[Your goal]:
Find every line below that contains the word "sites" and copy it out.

[Items listed in a dataset]:

★ ★ ★ ★ ★ ★ ★

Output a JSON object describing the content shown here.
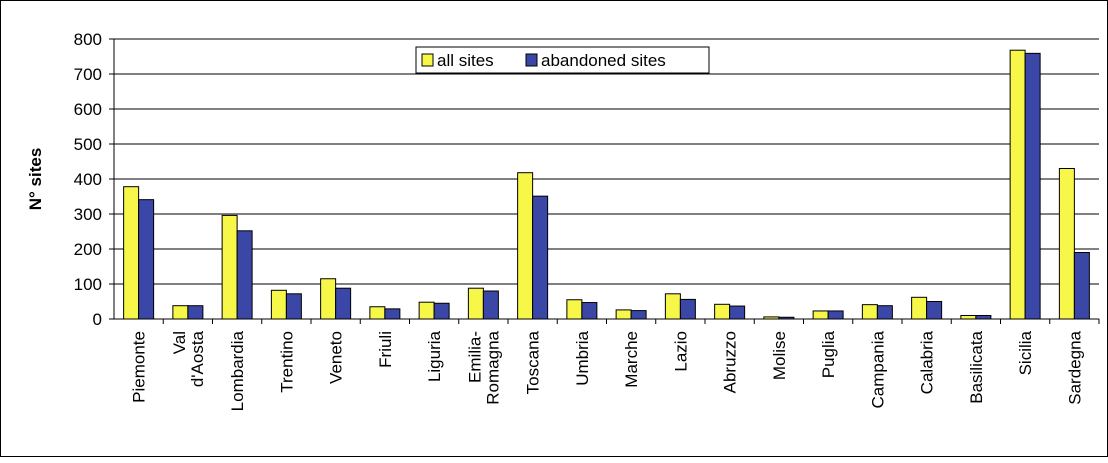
{
  "chart_data": {
    "type": "bar",
    "title": "",
    "xlabel": "",
    "ylabel": "N° sites",
    "ylim": [
      0,
      800
    ],
    "yticks": [
      0,
      100,
      200,
      300,
      400,
      500,
      600,
      700,
      800
    ],
    "grid": true,
    "legend_position": "top-center",
    "categories": [
      "Piemonte",
      "Val d'Aosta",
      "Lombardia",
      "Trentino",
      "Veneto",
      "Friuli",
      "Liguria",
      "Emilia-Romagna",
      "Toscana",
      "Umbria",
      "Marche",
      "Lazio",
      "Abruzzo",
      "Molise",
      "Puglia",
      "Campania",
      "Calabria",
      "Basilicata",
      "Sicilia",
      "Sardegna"
    ],
    "category_label_lines": [
      [
        "Piemonte"
      ],
      [
        "Val",
        "d'Aosta"
      ],
      [
        "Lombardia"
      ],
      [
        "Trentino"
      ],
      [
        "Veneto"
      ],
      [
        "Friuli"
      ],
      [
        "Liguria"
      ],
      [
        "Emilia-",
        "Romagna"
      ],
      [
        "Toscana"
      ],
      [
        "Umbria"
      ],
      [
        "Marche"
      ],
      [
        "Lazio"
      ],
      [
        "Abruzzo"
      ],
      [
        "Molise"
      ],
      [
        "Puglia"
      ],
      [
        "Campania"
      ],
      [
        "Calabria"
      ],
      [
        "Basilicata"
      ],
      [
        "Sicilia"
      ],
      [
        "Sardegna"
      ]
    ],
    "series": [
      {
        "name": "all sites",
        "color": "#f7f74a",
        "values": [
          378,
          38,
          296,
          82,
          115,
          35,
          48,
          88,
          418,
          55,
          26,
          72,
          42,
          6,
          23,
          41,
          62,
          10,
          768,
          430
        ]
      },
      {
        "name": "abandoned sites",
        "color": "#3a47a7",
        "values": [
          341,
          38,
          252,
          72,
          88,
          29,
          45,
          80,
          351,
          47,
          24,
          56,
          37,
          5,
          23,
          38,
          50,
          10,
          759,
          190
        ]
      }
    ]
  }
}
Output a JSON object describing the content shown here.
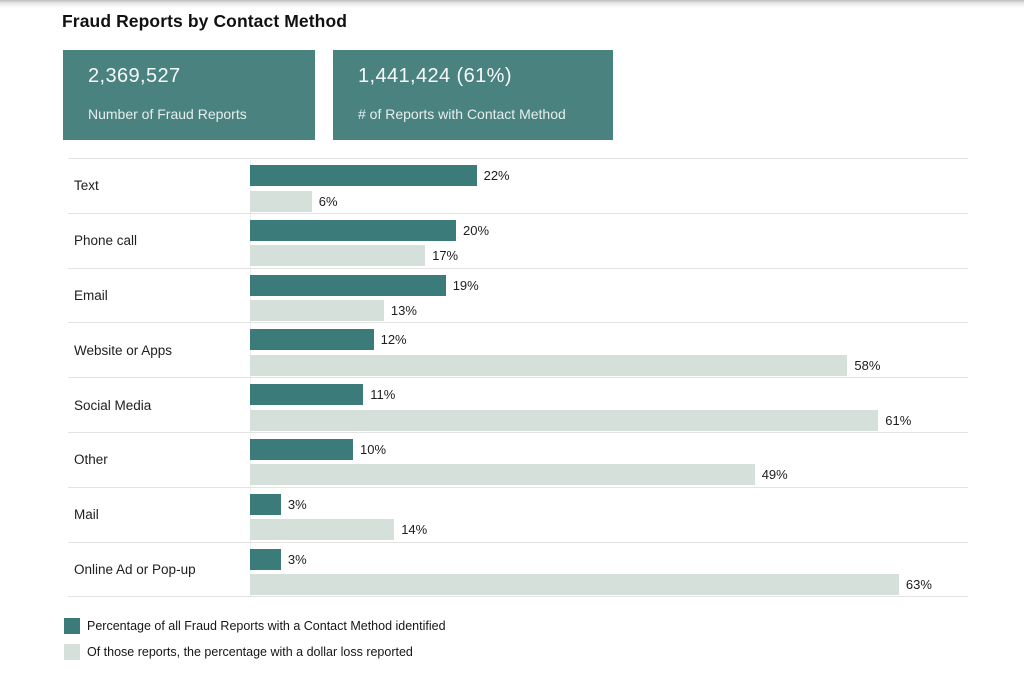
{
  "page": {
    "title": "Fraud Reports by Contact Method"
  },
  "stat_boxes": [
    {
      "value": "2,369,527",
      "label": "Number of Fraud Reports"
    },
    {
      "value": "1,441,424 (61%)",
      "label": "# of Reports with Contact Method"
    }
  ],
  "colors": {
    "bar_dark_teal": "#3B7C7A",
    "bar_light_green": "#D5E0DA",
    "stat_box_teal": "#4A8280",
    "separator_gray": "#E3E3E3"
  },
  "chart_data": {
    "type": "bar",
    "orientation": "horizontal",
    "title": "Fraud Reports by Contact Method",
    "categories": [
      "Text",
      "Phone call",
      "Email",
      "Website or Apps",
      "Social Media",
      "Other",
      "Mail",
      "Online Ad or Pop-up"
    ],
    "series": [
      {
        "name": "Percentage of all Fraud Reports with a Contact Method identified",
        "color": "#3B7C7A",
        "values": [
          22,
          20,
          19,
          12,
          11,
          10,
          3,
          3
        ]
      },
      {
        "name": "Of those reports, the percentage with a dollar loss reported",
        "color": "#D5E0DA",
        "values": [
          6,
          17,
          13,
          58,
          61,
          49,
          14,
          63
        ]
      }
    ],
    "value_suffix": "%",
    "xlim": [
      0,
      70
    ],
    "grid": false,
    "data_labels": true,
    "legend_position": "bottom"
  }
}
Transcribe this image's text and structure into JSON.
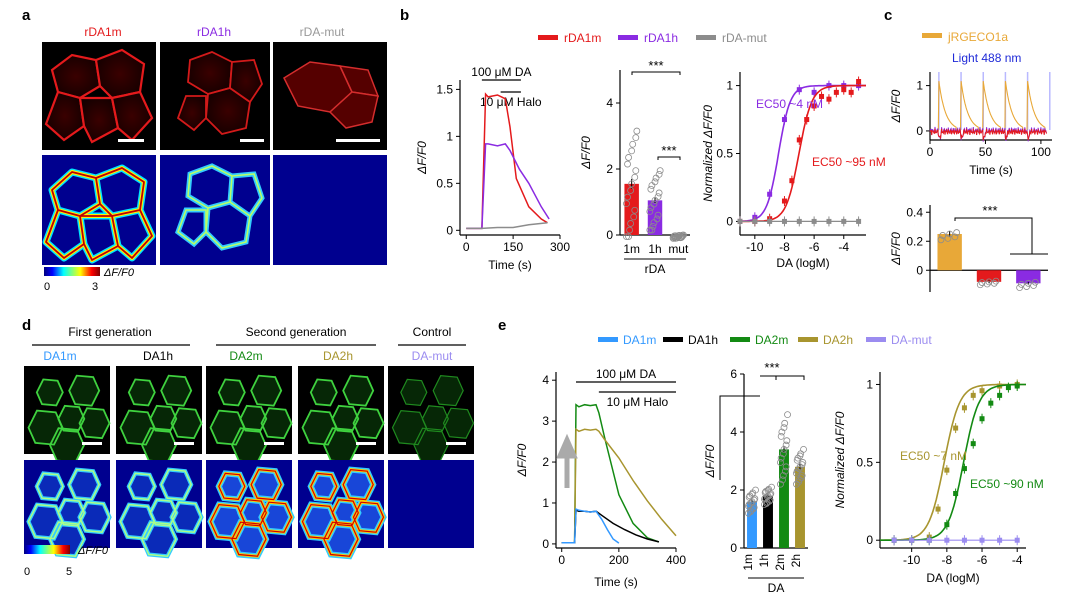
{
  "panels": {
    "a": "a",
    "b": "b",
    "c": "c",
    "d": "d",
    "e": "e"
  },
  "panel_a": {
    "titles": [
      "rDA1m",
      "rDA1h",
      "rDA-mut"
    ],
    "colorbar_label": "ΔF/F0",
    "colorbar_min": "0",
    "colorbar_max": "3",
    "colors": {
      "rDA1m": "#e41a1c",
      "rDA1h": "#8a2be2",
      "rDA-mut": "#999999"
    }
  },
  "panel_b_legend": [
    "rDA1m",
    "rDA1h",
    "rDA-mut"
  ],
  "panel_c_legend": "jRGECO1a",
  "panel_c_light": "Light 488 nm",
  "panel_d": {
    "groups": [
      "First generation",
      "Second generation",
      "Control"
    ],
    "titles": [
      "DA1m",
      "DA1h",
      "DA2m",
      "DA2h",
      "DA-mut"
    ],
    "colorbar_label": "ΔF/F0",
    "colorbar_min": "0",
    "colorbar_max": "5"
  },
  "panel_e_legend": [
    "DA1m",
    "DA1h",
    "DA2m",
    "DA2h",
    "DA-mut"
  ],
  "colors": {
    "red": "#e41a1c",
    "purple": "#8a2be2",
    "gray": "#8c8c8c",
    "orange": "#e8a838",
    "blue_light": "#3399ff",
    "blue_dark": "#1f2ad8",
    "black": "#000000",
    "green": "#138a13",
    "olive": "#a8952f",
    "lavender": "#9b8cf0"
  },
  "chart_data": [
    {
      "id": "b1",
      "type": "line",
      "title": "",
      "xlabel": "Time (s)",
      "ylabel": "ΔF/F0",
      "xlim": [
        -20,
        300
      ],
      "ylim": [
        -0.05,
        1.6
      ],
      "xticks": [
        0,
        150,
        300
      ],
      "yticks": [
        0,
        0.5,
        1.0,
        1.5
      ],
      "annotations": [
        "100 μM DA",
        "10 μM Halo"
      ],
      "series": [
        {
          "name": "rDA1m",
          "color": "#e41a1c",
          "x": [
            0,
            50,
            62,
            70,
            100,
            125,
            140,
            160,
            200,
            240,
            260
          ],
          "y": [
            0.02,
            0.02,
            1.45,
            1.42,
            1.44,
            1.4,
            1.1,
            0.55,
            0.25,
            0.12,
            0.08
          ]
        },
        {
          "name": "rDA1h",
          "color": "#8a2be2",
          "x": [
            0,
            50,
            62,
            70,
            100,
            125,
            140,
            170,
            200,
            240,
            265
          ],
          "y": [
            0.02,
            0.02,
            0.92,
            0.92,
            0.9,
            0.92,
            0.85,
            0.65,
            0.5,
            0.25,
            0.12
          ]
        },
        {
          "name": "rDA-mut",
          "color": "#8c8c8c",
          "x": [
            0,
            50,
            100,
            150,
            200,
            260
          ],
          "y": [
            0.02,
            0.02,
            0.03,
            0.03,
            0.06,
            0.08
          ]
        }
      ]
    },
    {
      "id": "b2",
      "type": "bar",
      "title": "",
      "xlabel": "rDA",
      "ylabel": "ΔF/F0",
      "categories": [
        "1m",
        "1h",
        "mut"
      ],
      "values": [
        1.55,
        1.05,
        -0.05
      ],
      "errors": [
        0.15,
        0.08,
        0.02
      ],
      "colors": [
        "#e41a1c",
        "#8a2be2",
        "#8c8c8c"
      ],
      "ylim": [
        0,
        5
      ],
      "yticks": [
        0,
        2,
        4
      ],
      "significance": [
        "***",
        "***"
      ]
    },
    {
      "id": "b3",
      "type": "line",
      "title": "",
      "xlabel": "DA (logM)",
      "ylabel": "Normalized ΔF/F0",
      "xlim": [
        -11,
        -2.5
      ],
      "ylim": [
        -0.1,
        1.1
      ],
      "xticks": [
        -10,
        -8,
        -6,
        -4
      ],
      "yticks": [
        0,
        0.5,
        1.0
      ],
      "annotations": [
        "EC50 ~4 nM",
        "EC50 ~95 nM"
      ],
      "series": [
        {
          "name": "rDA1h",
          "color": "#8a2be2",
          "ec50_log": -8.4,
          "hill": 1.1,
          "points_x": [
            -11,
            -10,
            -9,
            -8,
            -7,
            -6,
            -5,
            -4,
            -3
          ],
          "points_y": [
            0.0,
            0.03,
            0.2,
            0.75,
            0.97,
            0.95,
            1.0,
            1.0,
            1.0
          ]
        },
        {
          "name": "rDA1m",
          "color": "#e41a1c",
          "ec50_log": -7.02,
          "hill": 1.0,
          "points_x": [
            -11,
            -10,
            -9,
            -8,
            -7.5,
            -7,
            -6.5,
            -6,
            -5.5,
            -5,
            -4.5,
            -4,
            -3.5,
            -3
          ],
          "points_y": [
            0.0,
            0.0,
            0.02,
            0.15,
            0.3,
            0.6,
            0.75,
            0.85,
            0.92,
            0.9,
            0.95,
            0.97,
            0.95,
            1.03
          ]
        },
        {
          "name": "rDA-mut",
          "color": "#8c8c8c",
          "ec50_log": null,
          "hill": null,
          "points_x": [
            -11,
            -10,
            -9,
            -8,
            -7,
            -6,
            -5,
            -4,
            -3
          ],
          "points_y": [
            0,
            0,
            0,
            0,
            0,
            0,
            0,
            0,
            0
          ]
        }
      ]
    },
    {
      "id": "c1",
      "type": "line",
      "title": "",
      "xlabel": "Time (s)",
      "ylabel": "ΔF/F0",
      "xlim": [
        0,
        110
      ],
      "ylim": [
        -0.2,
        1.3
      ],
      "xticks": [
        0,
        50,
        100
      ],
      "yticks": [
        0,
        1
      ],
      "light_pulses_s": [
        8,
        28,
        48,
        68,
        88,
        108
      ],
      "series": [
        {
          "name": "jRGECO1a",
          "color": "#e8a838"
        },
        {
          "name": "rDA1h",
          "color": "#8a2be2"
        },
        {
          "name": "rDA1m",
          "color": "#e41a1c"
        }
      ]
    },
    {
      "id": "c2",
      "type": "bar",
      "title": "",
      "xlabel": "",
      "ylabel": "ΔF/F0",
      "categories": [
        "jRGECO1a",
        "rDA1m",
        "rDA1h"
      ],
      "values": [
        0.25,
        -0.08,
        -0.09
      ],
      "errors": [
        0.02,
        0.01,
        0.01
      ],
      "colors": [
        "#e8a838",
        "#e41a1c",
        "#8a2be2"
      ],
      "ylim": [
        -0.15,
        0.45
      ],
      "yticks": [
        0,
        0.2,
        0.4
      ],
      "significance": [
        "***"
      ]
    },
    {
      "id": "e1",
      "type": "line",
      "title": "",
      "xlabel": "Time (s)",
      "ylabel": "ΔF/F0",
      "xlim": [
        -20,
        400
      ],
      "ylim": [
        -0.1,
        4.2
      ],
      "xticks": [
        0,
        200,
        400
      ],
      "yticks": [
        0,
        1,
        2,
        3,
        4
      ],
      "annotations": [
        "100 μM DA",
        "10 μM Halo"
      ],
      "series": [
        {
          "name": "DA2m",
          "color": "#138a13",
          "x": [
            0,
            45,
            50,
            60,
            80,
            100,
            120,
            130,
            150,
            200,
            250,
            300,
            340
          ],
          "y": [
            0.03,
            0.03,
            3.4,
            3.35,
            3.4,
            3.38,
            3.4,
            3.2,
            2.6,
            1.2,
            0.5,
            0.15,
            0.05
          ]
        },
        {
          "name": "DA2h",
          "color": "#a8952f",
          "x": [
            0,
            45,
            50,
            60,
            80,
            100,
            120,
            130,
            150,
            200,
            250,
            300,
            350,
            400
          ],
          "y": [
            0.03,
            0.03,
            2.8,
            2.75,
            2.8,
            2.78,
            2.8,
            2.75,
            2.55,
            2.1,
            1.55,
            1.05,
            0.6,
            0.2
          ]
        },
        {
          "name": "DA1h",
          "color": "#000000",
          "x": [
            0,
            45,
            50,
            60,
            80,
            100,
            120,
            140,
            180,
            220,
            260,
            300,
            340
          ],
          "y": [
            0.03,
            0.03,
            0.82,
            0.8,
            0.8,
            0.78,
            0.8,
            0.7,
            0.5,
            0.35,
            0.22,
            0.12,
            0.05
          ]
        },
        {
          "name": "DA1m",
          "color": "#3399ff",
          "x": [
            0,
            45,
            50,
            60,
            80,
            100,
            120,
            140,
            160,
            180,
            200
          ],
          "y": [
            0.03,
            0.03,
            0.85,
            0.82,
            0.8,
            0.78,
            0.8,
            0.6,
            0.35,
            0.12,
            0.02
          ]
        }
      ]
    },
    {
      "id": "e2",
      "type": "bar",
      "title": "",
      "xlabel": "DA",
      "ylabel": "ΔF/F0",
      "categories": [
        "1m",
        "1h",
        "2m",
        "2h"
      ],
      "values": [
        1.6,
        1.8,
        3.4,
        2.8
      ],
      "errors": [
        0.1,
        0.08,
        0.12,
        0.1
      ],
      "colors": [
        "#3399ff",
        "#000000",
        "#138a13",
        "#a8952f"
      ],
      "ylim": [
        0,
        6
      ],
      "yticks": [
        0,
        2,
        4,
        6
      ],
      "significance": [
        "***"
      ]
    },
    {
      "id": "e3",
      "type": "line",
      "title": "",
      "xlabel": "DA (logM)",
      "ylabel": "Normalized ΔF/F0",
      "xlim": [
        -11.8,
        -3.5
      ],
      "ylim": [
        -0.05,
        1.08
      ],
      "xticks": [
        -10,
        -8,
        -6,
        -4
      ],
      "yticks": [
        0,
        0.5,
        1.0
      ],
      "annotations": [
        "EC50 ~7 nM",
        "EC50 ~90 nM"
      ],
      "series": [
        {
          "name": "DA2h",
          "color": "#a8952f",
          "ec50_log": -8.15,
          "hill": 1.0,
          "points_x": [
            -11,
            -10,
            -9,
            -8.5,
            -8,
            -7.5,
            -7,
            -6.5,
            -6,
            -5,
            -4
          ],
          "points_y": [
            0.0,
            0.0,
            0.02,
            0.2,
            0.45,
            0.72,
            0.85,
            0.93,
            0.96,
            0.99,
            1.0
          ]
        },
        {
          "name": "DA2m",
          "color": "#138a13",
          "ec50_log": -7.05,
          "hill": 1.0,
          "points_x": [
            -11,
            -10,
            -9,
            -8,
            -7.5,
            -7,
            -6.5,
            -6,
            -5.5,
            -5,
            -4.5,
            -4
          ],
          "points_y": [
            0.0,
            0.0,
            0.0,
            0.1,
            0.3,
            0.46,
            0.62,
            0.78,
            0.88,
            0.93,
            0.98,
            0.99
          ]
        },
        {
          "name": "DA-mut",
          "color": "#9b8cf0",
          "ec50_log": null,
          "hill": null,
          "points_x": [
            -11,
            -10,
            -9,
            -8,
            -7,
            -6,
            -5,
            -4
          ],
          "points_y": [
            0,
            0,
            0,
            0,
            0,
            0,
            0,
            0
          ]
        }
      ]
    }
  ]
}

★ ★ ★ ★ ★ ★ ★

[Task response]:
    "ylabel": "N° sites",
        "name": "all sites",
        "name": "abandoned sites",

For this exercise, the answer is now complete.